=== EXERCISE GOAL ===
Read through the data and count the lines that contain the string "birds"; give only the result.
:::
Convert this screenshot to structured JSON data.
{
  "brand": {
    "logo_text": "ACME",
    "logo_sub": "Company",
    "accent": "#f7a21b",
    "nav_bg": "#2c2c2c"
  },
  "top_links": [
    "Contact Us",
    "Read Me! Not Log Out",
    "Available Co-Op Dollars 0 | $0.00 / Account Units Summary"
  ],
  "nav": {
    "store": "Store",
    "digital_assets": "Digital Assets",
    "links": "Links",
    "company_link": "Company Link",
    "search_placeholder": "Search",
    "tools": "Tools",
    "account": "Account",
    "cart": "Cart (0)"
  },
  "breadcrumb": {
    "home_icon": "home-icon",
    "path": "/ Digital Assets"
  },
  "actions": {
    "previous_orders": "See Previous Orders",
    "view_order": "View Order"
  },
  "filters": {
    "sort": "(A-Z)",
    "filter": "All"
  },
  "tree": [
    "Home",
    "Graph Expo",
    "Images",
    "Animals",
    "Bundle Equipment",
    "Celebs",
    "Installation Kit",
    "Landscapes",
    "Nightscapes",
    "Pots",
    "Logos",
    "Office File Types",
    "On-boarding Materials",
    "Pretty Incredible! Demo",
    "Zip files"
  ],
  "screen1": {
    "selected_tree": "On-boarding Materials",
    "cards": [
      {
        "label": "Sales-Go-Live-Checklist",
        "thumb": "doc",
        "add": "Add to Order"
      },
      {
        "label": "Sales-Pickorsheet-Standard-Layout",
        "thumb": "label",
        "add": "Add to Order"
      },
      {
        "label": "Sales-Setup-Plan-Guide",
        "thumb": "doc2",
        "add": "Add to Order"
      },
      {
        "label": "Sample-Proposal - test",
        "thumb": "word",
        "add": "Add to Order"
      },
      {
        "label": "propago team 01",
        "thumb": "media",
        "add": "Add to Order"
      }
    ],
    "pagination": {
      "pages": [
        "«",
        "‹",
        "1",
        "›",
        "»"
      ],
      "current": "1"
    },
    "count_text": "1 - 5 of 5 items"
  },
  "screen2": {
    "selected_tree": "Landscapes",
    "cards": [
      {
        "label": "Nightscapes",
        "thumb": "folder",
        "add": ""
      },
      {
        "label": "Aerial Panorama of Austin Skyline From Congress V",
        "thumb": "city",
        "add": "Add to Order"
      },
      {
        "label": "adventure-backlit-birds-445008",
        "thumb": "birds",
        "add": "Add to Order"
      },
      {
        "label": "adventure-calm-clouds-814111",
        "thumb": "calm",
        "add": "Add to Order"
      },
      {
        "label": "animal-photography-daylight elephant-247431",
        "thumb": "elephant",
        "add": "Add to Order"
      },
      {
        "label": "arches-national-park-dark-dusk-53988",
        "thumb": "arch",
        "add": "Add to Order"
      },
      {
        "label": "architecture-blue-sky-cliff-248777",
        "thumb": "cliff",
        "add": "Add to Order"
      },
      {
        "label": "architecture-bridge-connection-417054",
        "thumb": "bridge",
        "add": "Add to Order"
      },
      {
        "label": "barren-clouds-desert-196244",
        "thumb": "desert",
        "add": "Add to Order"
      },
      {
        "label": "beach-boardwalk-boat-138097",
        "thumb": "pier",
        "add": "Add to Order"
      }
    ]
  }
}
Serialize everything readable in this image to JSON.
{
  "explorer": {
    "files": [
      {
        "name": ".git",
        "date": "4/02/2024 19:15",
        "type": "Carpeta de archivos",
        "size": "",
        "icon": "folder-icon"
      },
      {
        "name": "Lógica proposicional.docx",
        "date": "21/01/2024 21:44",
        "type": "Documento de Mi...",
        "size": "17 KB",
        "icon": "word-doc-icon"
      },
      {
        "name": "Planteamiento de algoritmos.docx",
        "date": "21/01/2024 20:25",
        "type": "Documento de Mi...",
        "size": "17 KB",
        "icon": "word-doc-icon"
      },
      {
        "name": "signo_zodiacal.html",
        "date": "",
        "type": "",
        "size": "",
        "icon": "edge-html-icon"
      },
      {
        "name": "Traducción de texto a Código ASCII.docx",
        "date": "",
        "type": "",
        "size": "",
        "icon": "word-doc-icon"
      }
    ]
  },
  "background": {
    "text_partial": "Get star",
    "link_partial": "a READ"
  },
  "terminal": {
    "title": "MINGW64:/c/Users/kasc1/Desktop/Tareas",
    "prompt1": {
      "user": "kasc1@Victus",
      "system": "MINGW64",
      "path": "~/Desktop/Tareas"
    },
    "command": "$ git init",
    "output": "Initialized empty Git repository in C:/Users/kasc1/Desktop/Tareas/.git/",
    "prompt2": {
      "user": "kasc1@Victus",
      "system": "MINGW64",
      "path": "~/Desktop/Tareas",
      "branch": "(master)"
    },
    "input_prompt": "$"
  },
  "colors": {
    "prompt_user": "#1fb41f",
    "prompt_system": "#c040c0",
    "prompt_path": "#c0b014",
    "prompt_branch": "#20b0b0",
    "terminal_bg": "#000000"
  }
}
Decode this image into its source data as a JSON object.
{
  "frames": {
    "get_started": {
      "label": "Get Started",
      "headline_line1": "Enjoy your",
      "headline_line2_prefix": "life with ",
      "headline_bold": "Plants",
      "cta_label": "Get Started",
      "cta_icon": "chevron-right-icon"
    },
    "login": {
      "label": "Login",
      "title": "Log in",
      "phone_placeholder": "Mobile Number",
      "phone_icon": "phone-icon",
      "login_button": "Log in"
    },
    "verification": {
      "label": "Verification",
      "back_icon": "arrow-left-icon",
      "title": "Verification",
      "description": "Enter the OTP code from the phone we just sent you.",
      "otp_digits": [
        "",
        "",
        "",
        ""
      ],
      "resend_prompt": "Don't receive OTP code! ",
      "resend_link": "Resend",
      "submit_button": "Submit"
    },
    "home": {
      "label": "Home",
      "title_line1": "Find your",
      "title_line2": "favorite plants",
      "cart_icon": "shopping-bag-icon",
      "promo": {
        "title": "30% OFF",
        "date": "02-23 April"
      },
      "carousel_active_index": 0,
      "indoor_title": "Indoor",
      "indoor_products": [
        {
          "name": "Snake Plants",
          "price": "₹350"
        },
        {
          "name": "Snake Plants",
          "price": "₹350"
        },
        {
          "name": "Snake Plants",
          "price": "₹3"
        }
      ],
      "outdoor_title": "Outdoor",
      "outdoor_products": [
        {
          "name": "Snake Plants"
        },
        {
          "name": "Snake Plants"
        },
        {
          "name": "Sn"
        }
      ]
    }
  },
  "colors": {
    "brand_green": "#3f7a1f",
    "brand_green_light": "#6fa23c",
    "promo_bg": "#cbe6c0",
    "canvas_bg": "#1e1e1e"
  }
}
:::
=== COMPLETE ANSWER ===
2